→ Excerpted records
[Begin]
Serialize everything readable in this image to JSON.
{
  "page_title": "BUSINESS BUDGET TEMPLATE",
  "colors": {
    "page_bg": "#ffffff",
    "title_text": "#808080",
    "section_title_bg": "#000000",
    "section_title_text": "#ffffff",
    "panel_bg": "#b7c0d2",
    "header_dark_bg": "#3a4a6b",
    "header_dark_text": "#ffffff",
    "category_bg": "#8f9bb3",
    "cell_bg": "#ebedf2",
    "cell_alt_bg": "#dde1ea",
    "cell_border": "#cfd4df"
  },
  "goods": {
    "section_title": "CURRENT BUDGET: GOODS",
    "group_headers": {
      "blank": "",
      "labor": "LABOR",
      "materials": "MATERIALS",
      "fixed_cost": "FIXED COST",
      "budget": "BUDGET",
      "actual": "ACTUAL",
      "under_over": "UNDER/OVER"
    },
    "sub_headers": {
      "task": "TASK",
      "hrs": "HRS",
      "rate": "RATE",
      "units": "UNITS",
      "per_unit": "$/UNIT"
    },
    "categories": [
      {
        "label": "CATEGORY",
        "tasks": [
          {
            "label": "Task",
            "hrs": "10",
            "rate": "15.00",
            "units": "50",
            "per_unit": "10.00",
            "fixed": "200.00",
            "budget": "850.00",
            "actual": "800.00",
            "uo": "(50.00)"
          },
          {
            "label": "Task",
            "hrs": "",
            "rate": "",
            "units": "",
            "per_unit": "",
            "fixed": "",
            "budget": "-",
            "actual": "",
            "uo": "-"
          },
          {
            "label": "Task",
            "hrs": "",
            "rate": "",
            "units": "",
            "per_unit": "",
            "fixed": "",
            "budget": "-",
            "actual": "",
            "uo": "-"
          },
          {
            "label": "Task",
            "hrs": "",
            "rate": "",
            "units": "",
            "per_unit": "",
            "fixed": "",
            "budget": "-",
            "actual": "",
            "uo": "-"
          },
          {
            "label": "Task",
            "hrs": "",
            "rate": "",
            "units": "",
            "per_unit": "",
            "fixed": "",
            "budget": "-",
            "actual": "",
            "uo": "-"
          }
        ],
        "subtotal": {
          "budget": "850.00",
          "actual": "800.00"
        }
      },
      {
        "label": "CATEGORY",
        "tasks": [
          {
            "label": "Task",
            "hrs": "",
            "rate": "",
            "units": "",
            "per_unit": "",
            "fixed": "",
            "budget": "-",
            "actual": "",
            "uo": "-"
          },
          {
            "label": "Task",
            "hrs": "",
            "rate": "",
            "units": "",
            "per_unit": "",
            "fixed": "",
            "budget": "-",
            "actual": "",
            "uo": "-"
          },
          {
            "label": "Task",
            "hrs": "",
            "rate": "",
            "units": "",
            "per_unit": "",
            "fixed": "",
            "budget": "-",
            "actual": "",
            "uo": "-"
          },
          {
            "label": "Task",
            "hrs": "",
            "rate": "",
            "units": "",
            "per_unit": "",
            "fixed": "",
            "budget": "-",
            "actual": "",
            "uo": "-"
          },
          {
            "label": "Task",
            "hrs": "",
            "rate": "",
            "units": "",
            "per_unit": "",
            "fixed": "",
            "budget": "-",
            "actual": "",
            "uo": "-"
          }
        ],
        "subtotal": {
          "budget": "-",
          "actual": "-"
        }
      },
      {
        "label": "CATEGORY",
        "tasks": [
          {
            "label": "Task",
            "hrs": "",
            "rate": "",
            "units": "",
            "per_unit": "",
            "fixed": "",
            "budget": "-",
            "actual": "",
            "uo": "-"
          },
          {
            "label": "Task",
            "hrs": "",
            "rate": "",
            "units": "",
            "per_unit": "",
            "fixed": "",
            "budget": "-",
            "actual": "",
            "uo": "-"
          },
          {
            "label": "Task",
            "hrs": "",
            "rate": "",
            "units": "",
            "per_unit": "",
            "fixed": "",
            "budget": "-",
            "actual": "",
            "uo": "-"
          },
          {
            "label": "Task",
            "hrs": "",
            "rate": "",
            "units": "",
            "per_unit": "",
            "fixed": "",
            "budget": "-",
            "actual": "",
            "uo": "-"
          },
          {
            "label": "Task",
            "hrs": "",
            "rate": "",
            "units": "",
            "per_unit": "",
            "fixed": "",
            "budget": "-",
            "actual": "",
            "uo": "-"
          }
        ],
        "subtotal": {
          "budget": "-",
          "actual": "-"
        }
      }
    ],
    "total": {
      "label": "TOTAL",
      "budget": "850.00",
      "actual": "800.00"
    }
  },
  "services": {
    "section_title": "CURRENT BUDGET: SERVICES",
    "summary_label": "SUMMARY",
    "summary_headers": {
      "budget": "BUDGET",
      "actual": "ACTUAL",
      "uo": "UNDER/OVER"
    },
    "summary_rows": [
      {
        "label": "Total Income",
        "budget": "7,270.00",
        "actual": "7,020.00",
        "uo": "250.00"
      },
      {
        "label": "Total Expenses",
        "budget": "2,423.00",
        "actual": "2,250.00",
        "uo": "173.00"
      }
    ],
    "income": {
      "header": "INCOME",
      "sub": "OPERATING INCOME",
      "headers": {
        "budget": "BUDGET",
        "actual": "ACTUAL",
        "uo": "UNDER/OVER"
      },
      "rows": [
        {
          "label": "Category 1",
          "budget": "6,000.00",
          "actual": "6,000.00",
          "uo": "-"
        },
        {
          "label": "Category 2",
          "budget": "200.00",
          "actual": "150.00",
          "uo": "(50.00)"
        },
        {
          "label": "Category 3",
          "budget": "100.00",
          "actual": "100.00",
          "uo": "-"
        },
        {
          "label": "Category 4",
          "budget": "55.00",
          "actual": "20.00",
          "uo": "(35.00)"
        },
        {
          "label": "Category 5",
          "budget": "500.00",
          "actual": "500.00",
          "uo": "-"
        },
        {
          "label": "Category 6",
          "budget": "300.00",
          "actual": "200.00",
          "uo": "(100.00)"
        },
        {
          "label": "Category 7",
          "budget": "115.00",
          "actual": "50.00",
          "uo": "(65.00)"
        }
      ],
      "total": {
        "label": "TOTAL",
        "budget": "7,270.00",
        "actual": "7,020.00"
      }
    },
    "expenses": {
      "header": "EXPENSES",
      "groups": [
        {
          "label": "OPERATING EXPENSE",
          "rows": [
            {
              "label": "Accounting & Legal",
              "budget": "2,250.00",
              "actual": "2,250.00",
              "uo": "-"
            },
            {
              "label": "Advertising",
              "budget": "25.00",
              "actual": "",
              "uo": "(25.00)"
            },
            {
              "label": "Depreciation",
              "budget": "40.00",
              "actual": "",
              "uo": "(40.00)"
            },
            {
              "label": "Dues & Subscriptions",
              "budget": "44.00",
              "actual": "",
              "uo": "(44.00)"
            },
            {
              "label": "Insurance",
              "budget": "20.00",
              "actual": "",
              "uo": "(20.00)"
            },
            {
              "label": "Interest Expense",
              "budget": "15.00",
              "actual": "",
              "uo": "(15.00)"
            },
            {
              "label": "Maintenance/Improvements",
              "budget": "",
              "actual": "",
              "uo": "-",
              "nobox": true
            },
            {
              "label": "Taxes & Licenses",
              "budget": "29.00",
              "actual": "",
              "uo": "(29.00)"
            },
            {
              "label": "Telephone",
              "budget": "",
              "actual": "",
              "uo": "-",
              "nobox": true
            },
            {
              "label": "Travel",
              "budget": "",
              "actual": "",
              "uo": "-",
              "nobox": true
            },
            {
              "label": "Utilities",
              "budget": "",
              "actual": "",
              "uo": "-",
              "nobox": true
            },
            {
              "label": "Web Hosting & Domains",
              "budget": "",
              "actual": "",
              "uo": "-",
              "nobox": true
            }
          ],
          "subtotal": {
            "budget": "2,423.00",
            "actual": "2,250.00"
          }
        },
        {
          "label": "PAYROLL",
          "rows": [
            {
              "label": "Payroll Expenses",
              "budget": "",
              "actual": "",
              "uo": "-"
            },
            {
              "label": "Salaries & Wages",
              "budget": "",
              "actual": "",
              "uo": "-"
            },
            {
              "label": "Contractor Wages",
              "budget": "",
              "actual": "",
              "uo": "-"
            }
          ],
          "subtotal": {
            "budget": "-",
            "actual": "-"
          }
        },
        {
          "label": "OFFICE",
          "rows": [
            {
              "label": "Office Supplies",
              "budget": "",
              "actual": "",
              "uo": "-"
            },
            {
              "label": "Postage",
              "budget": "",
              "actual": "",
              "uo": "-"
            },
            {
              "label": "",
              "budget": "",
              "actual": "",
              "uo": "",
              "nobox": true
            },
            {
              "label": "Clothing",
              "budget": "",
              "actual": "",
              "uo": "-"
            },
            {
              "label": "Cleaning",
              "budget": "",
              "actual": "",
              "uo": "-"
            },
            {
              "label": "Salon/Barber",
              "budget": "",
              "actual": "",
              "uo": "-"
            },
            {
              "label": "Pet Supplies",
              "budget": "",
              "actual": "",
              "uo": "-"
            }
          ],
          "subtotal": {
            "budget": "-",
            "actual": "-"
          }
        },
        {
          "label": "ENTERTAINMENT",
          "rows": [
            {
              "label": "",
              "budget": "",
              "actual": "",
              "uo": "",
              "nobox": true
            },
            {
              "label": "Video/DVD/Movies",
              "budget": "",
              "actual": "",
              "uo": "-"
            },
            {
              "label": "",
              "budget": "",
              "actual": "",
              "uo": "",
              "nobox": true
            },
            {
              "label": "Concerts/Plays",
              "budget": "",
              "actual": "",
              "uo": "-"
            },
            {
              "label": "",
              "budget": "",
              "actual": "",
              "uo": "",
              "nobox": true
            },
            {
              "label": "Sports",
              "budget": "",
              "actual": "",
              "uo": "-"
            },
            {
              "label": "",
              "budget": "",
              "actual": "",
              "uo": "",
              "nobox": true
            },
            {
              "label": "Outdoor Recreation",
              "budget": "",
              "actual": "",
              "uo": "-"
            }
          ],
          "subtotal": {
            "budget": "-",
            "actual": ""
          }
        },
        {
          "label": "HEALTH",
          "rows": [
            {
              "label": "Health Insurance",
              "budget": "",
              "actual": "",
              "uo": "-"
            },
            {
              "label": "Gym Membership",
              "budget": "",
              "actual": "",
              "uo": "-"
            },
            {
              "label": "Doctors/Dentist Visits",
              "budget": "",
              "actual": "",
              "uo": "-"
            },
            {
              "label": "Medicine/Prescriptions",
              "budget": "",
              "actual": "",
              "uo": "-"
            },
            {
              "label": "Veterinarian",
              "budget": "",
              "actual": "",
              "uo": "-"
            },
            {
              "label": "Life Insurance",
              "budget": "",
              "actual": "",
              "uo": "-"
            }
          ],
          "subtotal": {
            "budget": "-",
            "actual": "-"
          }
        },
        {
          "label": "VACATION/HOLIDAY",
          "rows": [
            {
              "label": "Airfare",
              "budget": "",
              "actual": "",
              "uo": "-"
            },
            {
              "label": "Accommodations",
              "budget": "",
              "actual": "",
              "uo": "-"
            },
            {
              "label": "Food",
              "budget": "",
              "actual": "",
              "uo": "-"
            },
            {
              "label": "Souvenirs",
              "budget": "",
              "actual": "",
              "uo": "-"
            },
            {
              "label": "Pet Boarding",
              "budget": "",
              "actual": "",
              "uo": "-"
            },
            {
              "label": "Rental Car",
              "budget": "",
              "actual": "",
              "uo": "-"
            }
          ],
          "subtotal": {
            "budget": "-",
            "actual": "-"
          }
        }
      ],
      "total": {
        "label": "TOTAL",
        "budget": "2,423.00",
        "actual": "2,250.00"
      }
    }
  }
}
[End]
→ Directions for this task
Go through the data and gather every line that holds "OPERATING".

→ Final result
      "sub": "OPERATING INCOME",
          "label": "OPERATING EXPENSE",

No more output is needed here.